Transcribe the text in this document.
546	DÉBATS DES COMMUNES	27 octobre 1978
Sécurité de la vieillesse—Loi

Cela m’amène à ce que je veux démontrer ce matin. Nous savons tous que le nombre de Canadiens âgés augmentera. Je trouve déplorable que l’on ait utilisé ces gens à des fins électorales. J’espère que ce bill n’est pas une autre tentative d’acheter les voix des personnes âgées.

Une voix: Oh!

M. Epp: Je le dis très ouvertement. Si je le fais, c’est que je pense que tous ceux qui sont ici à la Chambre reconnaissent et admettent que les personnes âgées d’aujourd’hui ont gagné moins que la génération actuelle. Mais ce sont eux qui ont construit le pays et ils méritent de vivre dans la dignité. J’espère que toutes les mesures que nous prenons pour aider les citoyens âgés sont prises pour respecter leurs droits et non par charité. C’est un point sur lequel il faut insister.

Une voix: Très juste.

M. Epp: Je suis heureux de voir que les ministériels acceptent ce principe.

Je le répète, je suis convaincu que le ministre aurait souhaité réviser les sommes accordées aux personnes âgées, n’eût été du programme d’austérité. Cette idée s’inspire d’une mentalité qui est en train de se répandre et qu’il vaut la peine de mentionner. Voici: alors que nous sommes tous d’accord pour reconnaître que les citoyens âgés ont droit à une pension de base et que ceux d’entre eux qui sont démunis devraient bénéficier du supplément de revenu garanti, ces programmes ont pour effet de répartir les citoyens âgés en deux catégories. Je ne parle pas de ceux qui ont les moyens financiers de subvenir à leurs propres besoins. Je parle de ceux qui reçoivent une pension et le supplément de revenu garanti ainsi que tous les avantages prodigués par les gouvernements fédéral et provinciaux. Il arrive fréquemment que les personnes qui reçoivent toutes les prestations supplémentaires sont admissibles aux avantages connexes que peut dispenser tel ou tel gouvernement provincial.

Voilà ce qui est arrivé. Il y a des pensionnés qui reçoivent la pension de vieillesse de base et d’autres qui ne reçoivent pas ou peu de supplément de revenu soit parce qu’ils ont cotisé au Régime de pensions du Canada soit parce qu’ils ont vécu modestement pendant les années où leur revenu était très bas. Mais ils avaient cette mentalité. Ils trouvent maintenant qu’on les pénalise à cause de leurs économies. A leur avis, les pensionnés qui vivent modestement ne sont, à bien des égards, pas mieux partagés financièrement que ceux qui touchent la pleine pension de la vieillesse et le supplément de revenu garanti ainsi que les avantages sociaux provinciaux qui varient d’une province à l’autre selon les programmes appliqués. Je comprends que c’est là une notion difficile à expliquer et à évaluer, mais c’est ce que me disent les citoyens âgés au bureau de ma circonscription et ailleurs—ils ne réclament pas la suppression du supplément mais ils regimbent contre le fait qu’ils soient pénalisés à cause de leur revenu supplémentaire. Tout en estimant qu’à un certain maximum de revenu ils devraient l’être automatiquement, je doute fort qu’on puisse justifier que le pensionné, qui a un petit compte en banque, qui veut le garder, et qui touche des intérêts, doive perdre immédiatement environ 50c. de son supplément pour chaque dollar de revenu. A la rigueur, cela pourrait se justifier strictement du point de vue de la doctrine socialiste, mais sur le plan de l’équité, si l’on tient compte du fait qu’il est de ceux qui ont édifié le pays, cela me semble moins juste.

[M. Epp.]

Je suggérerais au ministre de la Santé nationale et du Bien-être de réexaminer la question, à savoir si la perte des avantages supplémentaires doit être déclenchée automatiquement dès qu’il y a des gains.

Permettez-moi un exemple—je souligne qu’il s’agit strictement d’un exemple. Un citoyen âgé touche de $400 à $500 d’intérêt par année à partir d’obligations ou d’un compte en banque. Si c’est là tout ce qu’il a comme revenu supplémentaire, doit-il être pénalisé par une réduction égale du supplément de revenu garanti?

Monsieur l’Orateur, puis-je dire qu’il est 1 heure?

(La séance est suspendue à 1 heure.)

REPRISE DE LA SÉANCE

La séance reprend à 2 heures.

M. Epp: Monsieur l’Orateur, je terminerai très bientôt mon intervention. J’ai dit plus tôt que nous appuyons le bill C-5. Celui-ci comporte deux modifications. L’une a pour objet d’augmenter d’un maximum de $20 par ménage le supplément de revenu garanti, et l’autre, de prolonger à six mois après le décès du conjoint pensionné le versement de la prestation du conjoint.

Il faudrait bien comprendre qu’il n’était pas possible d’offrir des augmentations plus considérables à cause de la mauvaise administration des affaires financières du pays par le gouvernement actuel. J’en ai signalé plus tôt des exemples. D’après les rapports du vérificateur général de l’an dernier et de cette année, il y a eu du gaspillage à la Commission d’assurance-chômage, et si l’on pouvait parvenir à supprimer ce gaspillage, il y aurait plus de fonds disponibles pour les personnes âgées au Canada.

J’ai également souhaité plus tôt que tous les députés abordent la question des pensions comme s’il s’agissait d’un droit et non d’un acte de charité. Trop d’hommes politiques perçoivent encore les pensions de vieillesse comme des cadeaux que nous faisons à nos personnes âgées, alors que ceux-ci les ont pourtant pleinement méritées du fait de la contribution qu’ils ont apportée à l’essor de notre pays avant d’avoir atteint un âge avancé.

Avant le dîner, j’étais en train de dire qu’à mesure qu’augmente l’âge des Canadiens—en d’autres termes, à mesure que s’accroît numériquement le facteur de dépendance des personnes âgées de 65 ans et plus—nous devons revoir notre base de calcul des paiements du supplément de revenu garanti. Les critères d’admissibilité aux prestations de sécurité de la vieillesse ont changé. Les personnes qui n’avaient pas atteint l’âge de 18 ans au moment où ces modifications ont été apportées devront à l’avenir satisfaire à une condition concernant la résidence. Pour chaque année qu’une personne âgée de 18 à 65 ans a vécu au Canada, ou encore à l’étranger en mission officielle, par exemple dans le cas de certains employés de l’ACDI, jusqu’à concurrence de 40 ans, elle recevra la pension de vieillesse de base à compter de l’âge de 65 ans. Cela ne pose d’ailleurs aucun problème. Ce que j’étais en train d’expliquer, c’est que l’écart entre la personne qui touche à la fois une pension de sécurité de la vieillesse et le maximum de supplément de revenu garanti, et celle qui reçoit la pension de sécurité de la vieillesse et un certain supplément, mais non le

.....

-- Written request --
The whole listing above needs to be written out again exactly.

-- Right answer --
Transcribe the text in this document.
546	DÉBATS DES COMMUNES	27 octobre 1978
Sécurité de la vieillesse—Loi

Cela m’amène à ce que je veux démontrer ce matin. Nous savons tous que le nombre de Canadiens âgés augmentera. Je trouve déplorable que l’on ait utilisé ces gens à des fins électorales. J’espère que ce bill n’est pas une autre tentative d’acheter les voix des personnes âgées.

Une voix: Oh!

M. Epp: Je le dis très ouvertement. Si je le fais, c’est que je pense que tous ceux qui sont ici à la Chambre reconnaissent et admettent que les personnes âgées d’aujourd’hui ont gagné moins que la génération actuelle. Mais ce sont eux qui ont construit le pays et ils méritent de vivre dans la dignité. J’espère que toutes les mesures que nous prenons pour aider les citoyens âgés sont prises pour respecter leurs droits et non par charité. C’est un point sur lequel il faut insister.

Une voix: Très juste.

M. Epp: Je suis heureux de voir que les ministériels acceptent ce principe.

Je le répète, je suis convaincu que le ministre aurait souhaité réviser les sommes accordées aux personnes âgées, n’eût été du programme d’austérité. Cette idée s’inspire d’une mentalité qui est en train de se répandre et qu’il vaut la peine de mentionner. Voici: alors que nous sommes tous d’accord pour reconnaître que les citoyens âgés ont droit à une pension de base et que ceux d’entre eux qui sont démunis devraient bénéficier du supplément de revenu garanti, ces programmes ont pour effet de répartir les citoyens âgés en deux catégories. Je ne parle pas de ceux qui ont les moyens financiers de subvenir à leurs propres besoins. Je parle de ceux qui reçoivent une pension et le supplément de revenu garanti ainsi que tous les avantages prodigués par les gouvernements fédéral et provinciaux. Il arrive fréquemment que les personnes qui reçoivent toutes les prestations supplémentaires sont admissibles aux avantages connexes que peut dispenser tel ou tel gouvernement provincial.

Voilà ce qui est arrivé. Il y a des pensionnés qui reçoivent la pension de vieillesse de base et d’autres qui ne reçoivent pas ou peu de supplément de revenu soit parce qu’ils ont cotisé au Régime de pensions du Canada soit parce qu’ils ont vécu modestement pendant les années où leur revenu était très bas. Mais ils avaient cette mentalité. Ils trouvent maintenant qu’on les pénalise à cause de leurs économies. A leur avis, les pensionnés qui vivent modestement ne sont, à bien des égards, pas mieux partagés financièrement que ceux qui touchent la pleine pension de la vieillesse et le supplément de revenu garanti ainsi que les avantages sociaux provinciaux qui varient d’une province à l’autre selon les programmes appliqués. Je comprends que c’est là une notion difficile à expliquer et à évaluer, mais c’est ce que me disent les citoyens âgés au bureau de ma circonscription et ailleurs—ils ne réclament pas la suppression du supplément mais ils regimbent contre le fait qu’ils soient pénalisés à cause de leur revenu supplémentaire. Tout en estimant qu’à un certain maximum de revenu ils devraient l’être automatiquement, je doute fort qu’on puisse justifier que le pensionné, qui a un petit compte en banque, qui veut le garder, et qui touche des intérêts, doive perdre immédiatement environ 50c. de son supplément pour chaque dollar de revenu. A la rigueur, cela pourrait se justifier strictement du point de vue de la doctrine socialiste, mais sur le plan de l’équité, si l’on tient compte du fait qu’il est de ceux qui ont édifié le pays, cela me semble moins juste.

[M. Epp.]

Je suggérerais au ministre de la Santé nationale et du Bien-être de réexaminer la question, à savoir si la perte des avantages supplémentaires doit être déclenchée automatiquement dès qu’il y a des gains.

Permettez-moi un exemple—je souligne qu’il s’agit strictement d’un exemple. Un citoyen âgé touche de $400 à $500 d’intérêt par année à partir d’obligations ou d’un compte en banque. Si c’est là tout ce qu’il a comme revenu supplémentaire, doit-il être pénalisé par une réduction égale du supplément de revenu garanti?

Monsieur l’Orateur, puis-je dire qu’il est 1 heure?

(La séance est suspendue à 1 heure.)

REPRISE DE LA SÉANCE

La séance reprend à 2 heures.

M. Epp: Monsieur l’Orateur, je terminerai très bientôt mon intervention. J’ai dit plus tôt que nous appuyons le bill C-5. Celui-ci comporte deux modifications. L’une a pour objet d’augmenter d’un maximum de $20 par ménage le supplément de revenu garanti, et l’autre, de prolonger à six mois après le décès du conjoint pensionné le versement de la prestation du conjoint.

Il faudrait bien comprendre qu’il n’était pas possible d’offrir des augmentations plus considérables à cause de la mauvaise administration des affaires financières du pays par le gouvernement actuel. J’en ai signalé plus tôt des exemples. D’après les rapports du vérificateur général de l’an dernier et de cette année, il y a eu du gaspillage à la Commission d’assurance-chômage, et si l’on pouvait parvenir à supprimer ce gaspillage, il y aurait plus de fonds disponibles pour les personnes âgées au Canada.

J’ai également souhaité plus tôt que tous les députés abordent la question des pensions comme s’il s’agissait d’un droit et non d’un acte de charité. Trop d’hommes politiques perçoivent encore les pensions de vieillesse comme des cadeaux que nous faisons à nos personnes âgées, alors que ceux-ci les ont pourtant pleinement méritées du fait de la contribution qu’ils ont apportée à l’essor de notre pays avant d’avoir atteint un âge avancé.

Avant le dîner, j’étais en train de dire qu’à mesure qu’augmente l’âge des Canadiens—en d’autres termes, à mesure que s’accroît numériquement le facteur de dépendance des personnes âgées de 65 ans et plus—nous devons revoir notre base de calcul des paiements du supplément de revenu garanti. Les critères d’admissibilité aux prestations de sécurité de la vieillesse ont changé. Les personnes qui n’avaient pas atteint l’âge de 18 ans au moment où ces modifications ont été apportées devront à l’avenir satisfaire à une condition concernant la résidence. Pour chaque année qu’une personne âgée de 18 à 65 ans a vécu au Canada, ou encore à l’étranger en mission officielle, par exemple dans le cas de certains employés de l’ACDI, jusqu’à concurrence de 40 ans, elle recevra la pension de vieillesse de base à compter de l’âge de 65 ans. Cela ne pose d’ailleurs aucun problème. Ce que j’étais en train d’expliquer, c’est que l’écart entre la personne qui touche à la fois une pension de sécurité de la vieillesse et le maximum de supplément de revenu garanti, et celle qui reçoit la pension de sécurité de la vieillesse et un certain supplément, mais non le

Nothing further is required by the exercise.